-- Given problem --
Take every line from the listing below that includes "James" and copy it.

>> begin

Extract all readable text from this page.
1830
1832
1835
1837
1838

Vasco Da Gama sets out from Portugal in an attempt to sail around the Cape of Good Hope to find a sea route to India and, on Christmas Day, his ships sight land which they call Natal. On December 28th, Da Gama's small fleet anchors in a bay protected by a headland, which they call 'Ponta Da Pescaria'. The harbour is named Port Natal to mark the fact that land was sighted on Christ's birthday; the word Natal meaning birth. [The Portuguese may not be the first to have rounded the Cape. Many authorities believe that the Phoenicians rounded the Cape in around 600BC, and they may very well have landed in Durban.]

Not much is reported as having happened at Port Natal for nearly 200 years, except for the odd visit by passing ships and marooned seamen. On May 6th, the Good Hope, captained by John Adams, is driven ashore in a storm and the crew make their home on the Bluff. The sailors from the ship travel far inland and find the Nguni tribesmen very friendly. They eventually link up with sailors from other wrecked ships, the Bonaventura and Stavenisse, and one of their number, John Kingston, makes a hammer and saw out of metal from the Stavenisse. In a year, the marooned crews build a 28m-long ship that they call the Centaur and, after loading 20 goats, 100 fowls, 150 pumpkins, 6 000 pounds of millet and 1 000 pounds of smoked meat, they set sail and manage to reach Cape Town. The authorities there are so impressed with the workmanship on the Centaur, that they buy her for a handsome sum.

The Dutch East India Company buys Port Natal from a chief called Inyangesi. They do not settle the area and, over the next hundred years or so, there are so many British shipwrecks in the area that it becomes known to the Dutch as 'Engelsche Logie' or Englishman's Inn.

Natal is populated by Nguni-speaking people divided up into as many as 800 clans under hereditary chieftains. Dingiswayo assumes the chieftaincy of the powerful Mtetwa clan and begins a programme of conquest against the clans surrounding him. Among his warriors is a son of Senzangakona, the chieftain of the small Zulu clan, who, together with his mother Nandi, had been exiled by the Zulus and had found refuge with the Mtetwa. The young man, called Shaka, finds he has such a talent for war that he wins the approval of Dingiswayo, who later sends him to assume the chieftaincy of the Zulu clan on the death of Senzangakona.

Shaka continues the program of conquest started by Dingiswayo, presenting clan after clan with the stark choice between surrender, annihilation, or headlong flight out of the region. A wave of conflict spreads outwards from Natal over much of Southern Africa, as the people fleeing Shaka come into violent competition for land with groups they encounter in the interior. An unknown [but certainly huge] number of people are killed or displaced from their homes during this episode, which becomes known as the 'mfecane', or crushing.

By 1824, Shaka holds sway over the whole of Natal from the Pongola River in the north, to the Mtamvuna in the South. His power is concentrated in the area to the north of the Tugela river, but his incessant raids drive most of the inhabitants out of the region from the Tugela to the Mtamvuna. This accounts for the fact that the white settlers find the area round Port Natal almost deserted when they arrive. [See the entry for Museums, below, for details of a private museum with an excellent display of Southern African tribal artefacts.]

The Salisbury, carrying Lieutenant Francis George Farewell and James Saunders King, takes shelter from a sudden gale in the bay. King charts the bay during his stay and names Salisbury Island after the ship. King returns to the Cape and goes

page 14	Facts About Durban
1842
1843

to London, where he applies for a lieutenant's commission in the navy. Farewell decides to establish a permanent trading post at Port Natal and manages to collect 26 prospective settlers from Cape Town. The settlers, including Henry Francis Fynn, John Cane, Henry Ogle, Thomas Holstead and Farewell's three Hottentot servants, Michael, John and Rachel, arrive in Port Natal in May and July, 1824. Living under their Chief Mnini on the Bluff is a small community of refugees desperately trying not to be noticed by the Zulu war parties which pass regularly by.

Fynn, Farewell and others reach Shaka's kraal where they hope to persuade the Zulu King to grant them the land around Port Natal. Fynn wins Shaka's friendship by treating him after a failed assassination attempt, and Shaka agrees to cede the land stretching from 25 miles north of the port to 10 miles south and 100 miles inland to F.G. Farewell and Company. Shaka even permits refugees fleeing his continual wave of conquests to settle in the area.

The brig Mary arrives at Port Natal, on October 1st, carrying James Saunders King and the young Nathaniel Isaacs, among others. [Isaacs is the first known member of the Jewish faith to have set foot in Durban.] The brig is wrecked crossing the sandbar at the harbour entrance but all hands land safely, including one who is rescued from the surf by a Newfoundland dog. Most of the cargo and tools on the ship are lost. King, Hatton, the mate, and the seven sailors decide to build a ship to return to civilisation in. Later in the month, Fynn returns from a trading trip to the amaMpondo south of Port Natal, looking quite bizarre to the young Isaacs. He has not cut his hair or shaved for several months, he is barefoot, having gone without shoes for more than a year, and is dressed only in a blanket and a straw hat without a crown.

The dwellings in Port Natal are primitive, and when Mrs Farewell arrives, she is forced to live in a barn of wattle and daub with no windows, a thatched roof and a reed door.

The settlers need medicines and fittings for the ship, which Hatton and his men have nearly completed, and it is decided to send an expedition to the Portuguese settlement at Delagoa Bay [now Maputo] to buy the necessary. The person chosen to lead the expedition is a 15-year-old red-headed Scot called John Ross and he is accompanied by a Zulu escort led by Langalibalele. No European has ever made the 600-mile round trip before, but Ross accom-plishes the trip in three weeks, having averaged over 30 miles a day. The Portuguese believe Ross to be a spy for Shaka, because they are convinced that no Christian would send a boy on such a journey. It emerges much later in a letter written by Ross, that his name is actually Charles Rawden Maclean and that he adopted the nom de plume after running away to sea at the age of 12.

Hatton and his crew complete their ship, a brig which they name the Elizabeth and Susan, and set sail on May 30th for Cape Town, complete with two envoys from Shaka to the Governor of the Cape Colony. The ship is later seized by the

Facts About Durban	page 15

>> end

-- Complete response --
The Salisbury, carrying Lieutenant Francis George Farewell and James Saunders King, takes shelter from a sudden gale in the bay. King charts the bay during his stay and names Salisbury Island after the ship. King returns to the Cape and goes
The brig Mary arrives at Port Natal, on October 1st, carrying James Saunders King and the young Nathaniel Isaacs, among others. [Isaacs is the first known member of the Jewish faith to have set foot in Durban.] The brig is wrecked crossing the sandbar at the harbour entrance but all hands land safely, including one who is rescued from the surf by a Newfoundland dog. Most of the cargo and tools on the ship are lost. King, Hatton, the mate, and the seven sailors decide to build a ship to return to civilisation in. Later in the month, Fynn returns from a trading trip to the amaMpondo south of Port Natal, looking quite bizarre to the young Isaacs. He has not cut his hair or shaved for several months, he is barefoot, having gone without shoes for more than a year, and is dressed only in a blanket and a straw hat without a crown.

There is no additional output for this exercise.